Extracted data entries
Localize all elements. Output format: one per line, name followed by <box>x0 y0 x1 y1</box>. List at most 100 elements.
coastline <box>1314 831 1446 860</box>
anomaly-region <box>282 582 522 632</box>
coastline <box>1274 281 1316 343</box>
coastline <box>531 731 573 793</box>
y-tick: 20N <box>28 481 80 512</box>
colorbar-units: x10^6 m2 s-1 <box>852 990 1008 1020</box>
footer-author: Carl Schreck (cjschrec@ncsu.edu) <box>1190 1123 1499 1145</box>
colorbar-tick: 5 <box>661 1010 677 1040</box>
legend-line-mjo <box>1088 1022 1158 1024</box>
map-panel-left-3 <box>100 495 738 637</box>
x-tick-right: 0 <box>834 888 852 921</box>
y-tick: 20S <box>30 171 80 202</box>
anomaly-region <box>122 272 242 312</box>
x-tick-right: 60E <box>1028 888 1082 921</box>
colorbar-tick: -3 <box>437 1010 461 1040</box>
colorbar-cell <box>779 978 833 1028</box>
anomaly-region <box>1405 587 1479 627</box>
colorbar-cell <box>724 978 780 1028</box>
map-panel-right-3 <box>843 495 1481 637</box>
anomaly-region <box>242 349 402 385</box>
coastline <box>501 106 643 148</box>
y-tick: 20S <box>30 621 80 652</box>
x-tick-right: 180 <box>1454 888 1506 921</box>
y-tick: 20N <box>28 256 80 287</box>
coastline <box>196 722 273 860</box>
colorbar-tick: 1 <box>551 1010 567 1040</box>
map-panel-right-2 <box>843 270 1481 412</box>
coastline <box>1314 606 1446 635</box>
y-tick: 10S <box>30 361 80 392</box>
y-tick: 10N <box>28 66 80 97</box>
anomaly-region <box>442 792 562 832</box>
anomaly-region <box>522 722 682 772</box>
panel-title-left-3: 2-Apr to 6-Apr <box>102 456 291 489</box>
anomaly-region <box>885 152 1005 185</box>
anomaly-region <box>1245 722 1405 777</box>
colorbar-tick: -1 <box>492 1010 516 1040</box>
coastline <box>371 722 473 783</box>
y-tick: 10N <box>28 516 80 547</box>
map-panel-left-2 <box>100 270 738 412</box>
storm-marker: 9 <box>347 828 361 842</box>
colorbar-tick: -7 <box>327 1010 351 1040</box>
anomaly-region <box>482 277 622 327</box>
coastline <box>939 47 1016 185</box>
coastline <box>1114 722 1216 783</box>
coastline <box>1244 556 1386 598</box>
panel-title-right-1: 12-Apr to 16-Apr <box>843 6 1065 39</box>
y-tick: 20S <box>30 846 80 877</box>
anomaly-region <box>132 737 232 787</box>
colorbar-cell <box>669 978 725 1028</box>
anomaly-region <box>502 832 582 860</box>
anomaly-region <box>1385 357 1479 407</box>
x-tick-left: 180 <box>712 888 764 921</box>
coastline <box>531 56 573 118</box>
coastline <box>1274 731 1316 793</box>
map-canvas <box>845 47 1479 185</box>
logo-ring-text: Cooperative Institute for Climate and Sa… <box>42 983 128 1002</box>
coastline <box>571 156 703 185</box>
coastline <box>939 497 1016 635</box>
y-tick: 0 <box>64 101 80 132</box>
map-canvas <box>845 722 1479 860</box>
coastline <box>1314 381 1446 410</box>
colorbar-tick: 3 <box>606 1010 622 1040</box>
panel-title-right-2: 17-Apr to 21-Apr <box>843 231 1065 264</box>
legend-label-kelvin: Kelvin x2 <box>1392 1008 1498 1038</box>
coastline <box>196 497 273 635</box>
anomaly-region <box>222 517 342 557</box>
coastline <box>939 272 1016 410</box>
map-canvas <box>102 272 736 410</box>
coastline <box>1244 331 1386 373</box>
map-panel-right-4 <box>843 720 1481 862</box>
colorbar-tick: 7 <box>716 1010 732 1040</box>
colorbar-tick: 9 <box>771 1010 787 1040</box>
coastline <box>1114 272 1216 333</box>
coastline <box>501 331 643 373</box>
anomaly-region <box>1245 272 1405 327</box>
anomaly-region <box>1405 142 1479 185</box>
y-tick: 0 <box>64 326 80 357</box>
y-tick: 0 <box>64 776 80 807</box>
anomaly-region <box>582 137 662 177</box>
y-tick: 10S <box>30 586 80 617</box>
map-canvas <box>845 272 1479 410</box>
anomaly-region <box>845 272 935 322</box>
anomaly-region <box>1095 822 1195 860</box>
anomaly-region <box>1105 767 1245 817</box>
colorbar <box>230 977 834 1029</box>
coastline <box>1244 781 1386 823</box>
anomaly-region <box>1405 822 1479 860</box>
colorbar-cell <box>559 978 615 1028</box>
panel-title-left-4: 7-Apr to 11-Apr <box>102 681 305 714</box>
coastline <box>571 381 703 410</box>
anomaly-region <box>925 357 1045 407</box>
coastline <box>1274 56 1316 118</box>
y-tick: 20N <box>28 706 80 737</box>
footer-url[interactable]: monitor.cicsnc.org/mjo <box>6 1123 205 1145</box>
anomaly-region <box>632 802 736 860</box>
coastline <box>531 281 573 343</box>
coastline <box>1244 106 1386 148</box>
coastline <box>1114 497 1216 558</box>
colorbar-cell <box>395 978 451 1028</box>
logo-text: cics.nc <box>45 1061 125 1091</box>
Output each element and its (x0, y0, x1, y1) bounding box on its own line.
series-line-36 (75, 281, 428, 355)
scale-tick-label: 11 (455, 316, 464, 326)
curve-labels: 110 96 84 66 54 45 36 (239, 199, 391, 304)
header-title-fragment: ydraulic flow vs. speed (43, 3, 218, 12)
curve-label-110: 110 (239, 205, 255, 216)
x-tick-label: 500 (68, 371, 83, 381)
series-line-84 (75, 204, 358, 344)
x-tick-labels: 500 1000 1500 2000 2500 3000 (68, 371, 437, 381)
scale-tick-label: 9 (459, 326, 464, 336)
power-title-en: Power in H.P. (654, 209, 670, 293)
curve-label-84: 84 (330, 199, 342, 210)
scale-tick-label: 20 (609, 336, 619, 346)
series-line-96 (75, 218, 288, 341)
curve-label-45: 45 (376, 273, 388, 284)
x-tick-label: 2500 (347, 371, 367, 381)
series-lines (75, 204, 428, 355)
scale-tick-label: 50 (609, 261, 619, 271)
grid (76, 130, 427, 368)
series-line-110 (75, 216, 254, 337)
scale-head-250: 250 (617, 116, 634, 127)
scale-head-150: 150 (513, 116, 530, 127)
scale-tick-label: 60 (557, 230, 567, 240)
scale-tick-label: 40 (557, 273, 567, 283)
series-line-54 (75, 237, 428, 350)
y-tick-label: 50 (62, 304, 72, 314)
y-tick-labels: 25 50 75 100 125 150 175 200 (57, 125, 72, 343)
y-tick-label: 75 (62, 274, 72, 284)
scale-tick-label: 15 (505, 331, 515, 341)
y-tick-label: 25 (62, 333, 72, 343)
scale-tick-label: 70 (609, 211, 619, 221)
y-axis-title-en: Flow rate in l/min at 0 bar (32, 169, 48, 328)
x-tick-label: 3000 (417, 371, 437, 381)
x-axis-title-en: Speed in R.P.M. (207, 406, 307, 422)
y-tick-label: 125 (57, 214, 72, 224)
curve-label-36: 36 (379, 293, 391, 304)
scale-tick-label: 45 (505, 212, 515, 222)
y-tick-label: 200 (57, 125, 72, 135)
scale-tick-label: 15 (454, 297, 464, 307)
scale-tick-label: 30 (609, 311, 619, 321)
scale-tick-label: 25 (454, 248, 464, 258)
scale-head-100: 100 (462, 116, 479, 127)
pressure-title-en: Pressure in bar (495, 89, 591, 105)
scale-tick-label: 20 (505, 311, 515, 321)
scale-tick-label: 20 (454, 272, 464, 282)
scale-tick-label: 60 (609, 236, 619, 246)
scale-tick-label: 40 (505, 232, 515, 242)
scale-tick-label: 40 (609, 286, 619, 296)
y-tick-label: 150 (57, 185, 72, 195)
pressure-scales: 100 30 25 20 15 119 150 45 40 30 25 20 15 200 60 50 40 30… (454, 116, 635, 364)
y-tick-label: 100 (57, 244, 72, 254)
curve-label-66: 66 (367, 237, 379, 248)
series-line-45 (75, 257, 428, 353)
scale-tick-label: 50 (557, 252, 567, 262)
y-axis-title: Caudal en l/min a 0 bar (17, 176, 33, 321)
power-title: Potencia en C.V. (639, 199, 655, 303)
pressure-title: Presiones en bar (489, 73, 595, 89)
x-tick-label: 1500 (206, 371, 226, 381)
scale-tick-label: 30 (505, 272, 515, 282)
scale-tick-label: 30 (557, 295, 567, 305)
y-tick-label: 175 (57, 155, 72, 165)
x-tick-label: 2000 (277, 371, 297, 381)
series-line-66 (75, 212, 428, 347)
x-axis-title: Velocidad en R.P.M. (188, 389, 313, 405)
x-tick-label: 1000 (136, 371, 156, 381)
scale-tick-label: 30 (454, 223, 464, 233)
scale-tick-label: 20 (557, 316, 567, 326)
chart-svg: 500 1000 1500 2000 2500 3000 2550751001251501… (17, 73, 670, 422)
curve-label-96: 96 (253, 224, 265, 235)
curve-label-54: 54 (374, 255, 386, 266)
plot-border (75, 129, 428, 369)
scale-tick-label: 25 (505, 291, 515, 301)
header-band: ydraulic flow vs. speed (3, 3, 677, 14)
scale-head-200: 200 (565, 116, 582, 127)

▸ WORK TO COMPLETE:
Reproduce the data word for word, beginning with the first line and ending with the line that contains "colorbar-tick: -7 <box>327", both included.

▸ TASK OUTPUT:
Localize all elements. Output format: one per line, name followed by <box>x0 y0 x1 y1</box>. List at most 100 elements.
coastline <box>1314 831 1446 860</box>
anomaly-region <box>282 582 522 632</box>
coastline <box>1274 281 1316 343</box>
coastline <box>531 731 573 793</box>
y-tick: 20N <box>28 481 80 512</box>
colorbar-units: x10^6 m2 s-1 <box>852 990 1008 1020</box>
footer-author: Carl Schreck (cjschrec@ncsu.edu) <box>1190 1123 1499 1145</box>
colorbar-tick: 5 <box>661 1010 677 1040</box>
legend-line-mjo <box>1088 1022 1158 1024</box>
map-panel-left-3 <box>100 495 738 637</box>
x-tick-right: 0 <box>834 888 852 921</box>
y-tick: 20S <box>30 171 80 202</box>
anomaly-region <box>122 272 242 312</box>
x-tick-right: 60E <box>1028 888 1082 921</box>
colorbar-tick: -3 <box>437 1010 461 1040</box>
colorbar-cell <box>779 978 833 1028</box>
anomaly-region <box>1405 587 1479 627</box>
colorbar-cell <box>724 978 780 1028</box>
map-panel-right-3 <box>843 495 1481 637</box>
anomaly-region <box>242 349 402 385</box>
coastline <box>501 106 643 148</box>
y-tick: 20S <box>30 621 80 652</box>
x-tick-right: 180 <box>1454 888 1506 921</box>
y-tick: 20N <box>28 256 80 287</box>
coastline <box>196 722 273 860</box>
colorbar-tick: 1 <box>551 1010 567 1040</box>
map-panel-right-2 <box>843 270 1481 412</box>
coastline <box>1314 606 1446 635</box>
y-tick: 10S <box>30 361 80 392</box>
y-tick: 10N <box>28 66 80 97</box>
anomaly-region <box>442 792 562 832</box>
anomaly-region <box>522 722 682 772</box>
panel-title-left-3: 2-Apr to 6-Apr <box>102 456 291 489</box>
anomaly-region <box>885 152 1005 185</box>
anomaly-region <box>1245 722 1405 777</box>
colorbar-tick: -1 <box>492 1010 516 1040</box>
coastline <box>371 722 473 783</box>
y-tick: 10N <box>28 516 80 547</box>
map-panel-left-2 <box>100 270 738 412</box>
storm-marker: 9 <box>347 828 361 842</box>
colorbar-tick: -7 <box>327 1010 351 1040</box>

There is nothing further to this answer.